Work required
Set down the records once more, please, exactly and with the pictures left out.
------------------------------
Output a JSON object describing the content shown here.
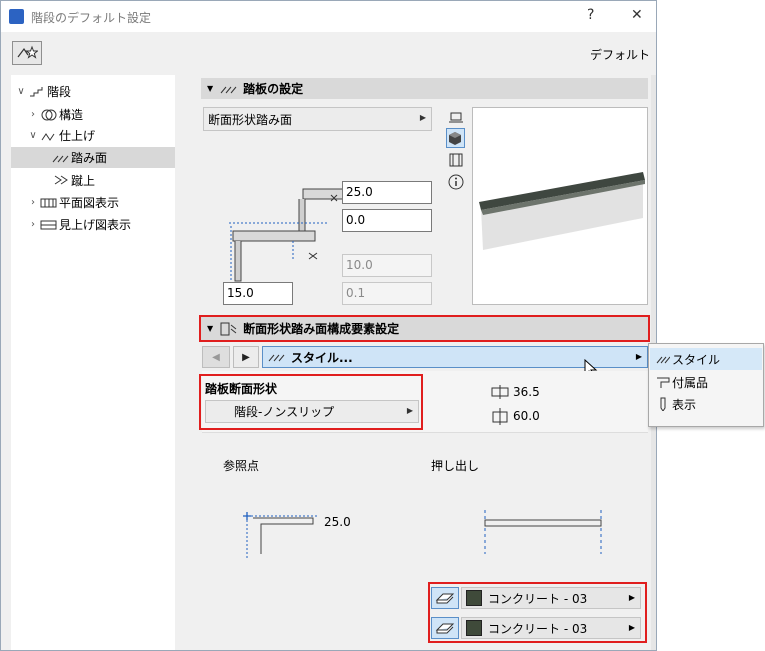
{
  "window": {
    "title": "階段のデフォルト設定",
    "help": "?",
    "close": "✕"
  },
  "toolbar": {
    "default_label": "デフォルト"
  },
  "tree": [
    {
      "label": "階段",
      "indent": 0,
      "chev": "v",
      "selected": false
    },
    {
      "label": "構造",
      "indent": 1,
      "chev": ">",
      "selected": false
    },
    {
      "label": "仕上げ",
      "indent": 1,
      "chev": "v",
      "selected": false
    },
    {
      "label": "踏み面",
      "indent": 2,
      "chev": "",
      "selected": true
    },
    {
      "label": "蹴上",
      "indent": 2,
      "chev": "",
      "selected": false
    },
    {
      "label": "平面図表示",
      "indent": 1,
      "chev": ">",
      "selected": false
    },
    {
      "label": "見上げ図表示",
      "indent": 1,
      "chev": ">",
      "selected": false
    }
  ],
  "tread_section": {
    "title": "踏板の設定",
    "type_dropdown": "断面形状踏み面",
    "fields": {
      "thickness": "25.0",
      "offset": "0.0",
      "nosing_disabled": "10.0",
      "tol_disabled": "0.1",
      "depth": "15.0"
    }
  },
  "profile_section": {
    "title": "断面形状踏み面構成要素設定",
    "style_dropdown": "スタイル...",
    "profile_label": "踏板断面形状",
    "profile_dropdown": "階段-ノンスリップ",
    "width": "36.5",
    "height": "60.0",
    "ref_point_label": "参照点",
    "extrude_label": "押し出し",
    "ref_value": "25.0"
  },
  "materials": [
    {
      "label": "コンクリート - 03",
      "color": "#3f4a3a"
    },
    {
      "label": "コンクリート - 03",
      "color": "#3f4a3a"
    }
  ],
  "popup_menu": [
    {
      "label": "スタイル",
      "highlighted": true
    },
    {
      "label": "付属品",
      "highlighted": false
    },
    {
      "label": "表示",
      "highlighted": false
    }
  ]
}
------------------------------
Answer
Output a JSON object describing the content shown here.
{
  "window": {
    "title": "階段のデフォルト設定",
    "help": "?",
    "close": "✕"
  },
  "toolbar": {
    "default_label": "デフォルト"
  },
  "tree": [
    {
      "label": "階段",
      "indent": 0,
      "chev": "v",
      "selected": false
    },
    {
      "label": "構造",
      "indent": 1,
      "chev": ">",
      "selected": false
    },
    {
      "label": "仕上げ",
      "indent": 1,
      "chev": "v",
      "selected": false
    },
    {
      "label": "踏み面",
      "indent": 2,
      "chev": "",
      "selected": true
    },
    {
      "label": "蹴上",
      "indent": 2,
      "chev": "",
      "selected": false
    },
    {
      "label": "平面図表示",
      "indent": 1,
      "chev": ">",
      "selected": false
    },
    {
      "label": "見上げ図表示",
      "indent": 1,
      "chev": ">",
      "selected": false
    }
  ],
  "tread_section": {
    "title": "踏板の設定",
    "type_dropdown": "断面形状踏み面",
    "fields": {
      "thickness": "25.0",
      "offset": "0.0",
      "nosing_disabled": "10.0",
      "tol_disabled": "0.1",
      "depth": "15.0"
    }
  },
  "profile_section": {
    "title": "断面形状踏み面構成要素設定",
    "style_dropdown": "スタイル...",
    "profile_label": "踏板断面形状",
    "profile_dropdown": "階段-ノンスリップ",
    "width": "36.5",
    "height": "60.0",
    "ref_point_label": "参照点",
    "extrude_label": "押し出し",
    "ref_value": "25.0"
  },
  "materials": [
    {
      "label": "コンクリート - 03",
      "color": "#3f4a3a"
    },
    {
      "label": "コンクリート - 03",
      "color": "#3f4a3a"
    }
  ],
  "popup_menu": [
    {
      "label": "スタイル",
      "highlighted": true
    },
    {
      "label": "付属品",
      "highlighted": false
    },
    {
      "label": "表示",
      "highlighted": false
    }
  ]
}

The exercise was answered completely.